• [TASK TO COMPLETE]:
Omit every picture, then give all the entries again exactly.

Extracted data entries
>> Begin

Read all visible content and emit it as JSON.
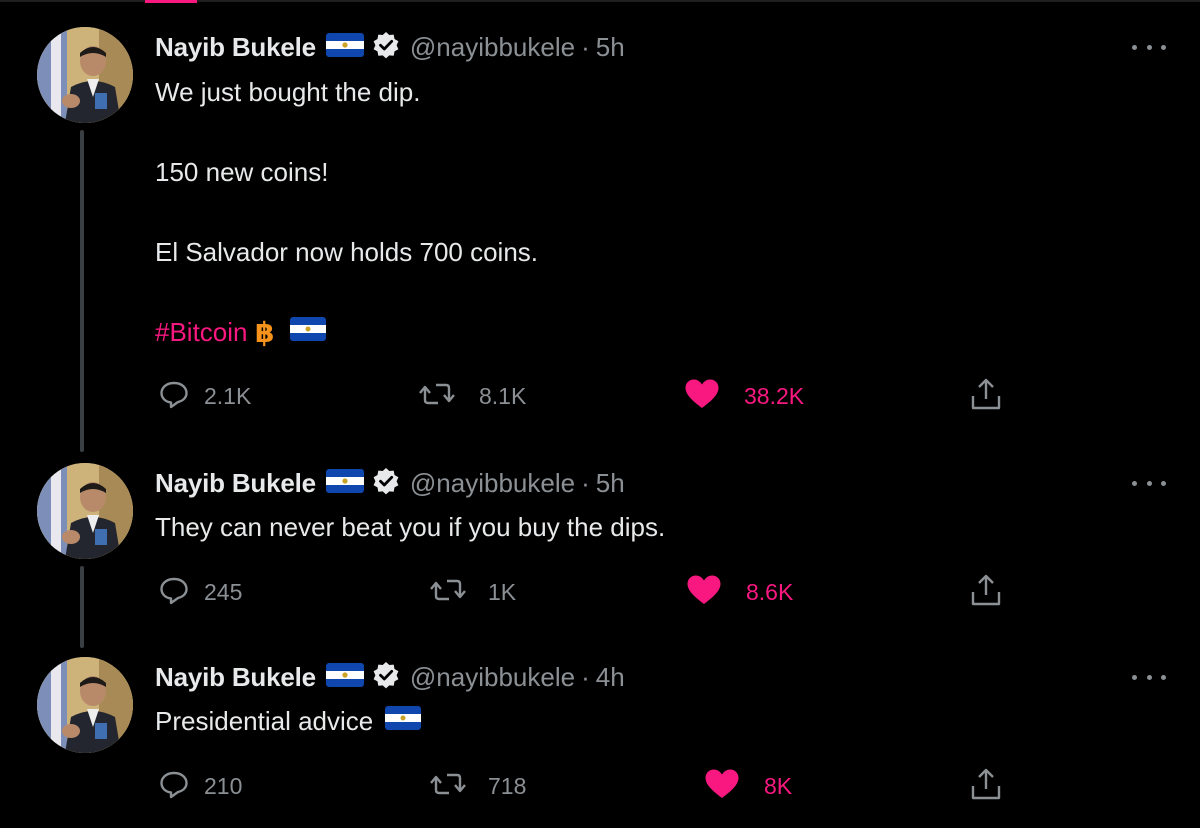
{
  "author": {
    "name": "Nayib Bukele",
    "handle": "@nayibbukele"
  },
  "colors": {
    "background": "#000000",
    "text": "#e7e9ea",
    "muted": "#8b9095",
    "like": "#f91880",
    "hashtag": "#f91880",
    "bitcoin": "#f7931a"
  },
  "tweets": [
    {
      "time": "5h",
      "lines": [
        "We just bought the dip.",
        "150 new coins!",
        "El Salvador now holds 700 coins."
      ],
      "hashtag": "#Bitcoin",
      "replies": "2.1K",
      "retweets": "8.1K",
      "likes": "38.2K"
    },
    {
      "time": "5h",
      "lines": [
        "They can never beat you if you buy the dips."
      ],
      "replies": "245",
      "retweets": "1K",
      "likes": "8.6K"
    },
    {
      "time": "4h",
      "lines": [
        "Presidential advice"
      ],
      "replies": "210",
      "retweets": "718",
      "likes": "8K"
    }
  ],
  "icons": [
    "flag-el-salvador-icon",
    "verified-badge-icon",
    "more-options-icon",
    "reply-icon",
    "retweet-icon",
    "like-heart-icon",
    "share-icon",
    "bitcoin-icon"
  ]
}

>> End

• [ANSWER TO THIS EXERCISE]:
Read all visible content and emit it as JSON.
{
  "author": {
    "name": "Nayib Bukele",
    "handle": "@nayibbukele"
  },
  "colors": {
    "background": "#000000",
    "text": "#e7e9ea",
    "muted": "#8b9095",
    "like": "#f91880",
    "hashtag": "#f91880",
    "bitcoin": "#f7931a"
  },
  "tweets": [
    {
      "time": "5h",
      "lines": [
        "We just bought the dip.",
        "150 new coins!",
        "El Salvador now holds 700 coins."
      ],
      "hashtag": "#Bitcoin",
      "replies": "2.1K",
      "retweets": "8.1K",
      "likes": "38.2K"
    },
    {
      "time": "5h",
      "lines": [
        "They can never beat you if you buy the dips."
      ],
      "replies": "245",
      "retweets": "1K",
      "likes": "8.6K"
    },
    {
      "time": "4h",
      "lines": [
        "Presidential advice"
      ],
      "replies": "210",
      "retweets": "718",
      "likes": "8K"
    }
  ],
  "icons": [
    "flag-el-salvador-icon",
    "verified-badge-icon",
    "more-options-icon",
    "reply-icon",
    "retweet-icon",
    "like-heart-icon",
    "share-icon",
    "bitcoin-icon"
  ]
}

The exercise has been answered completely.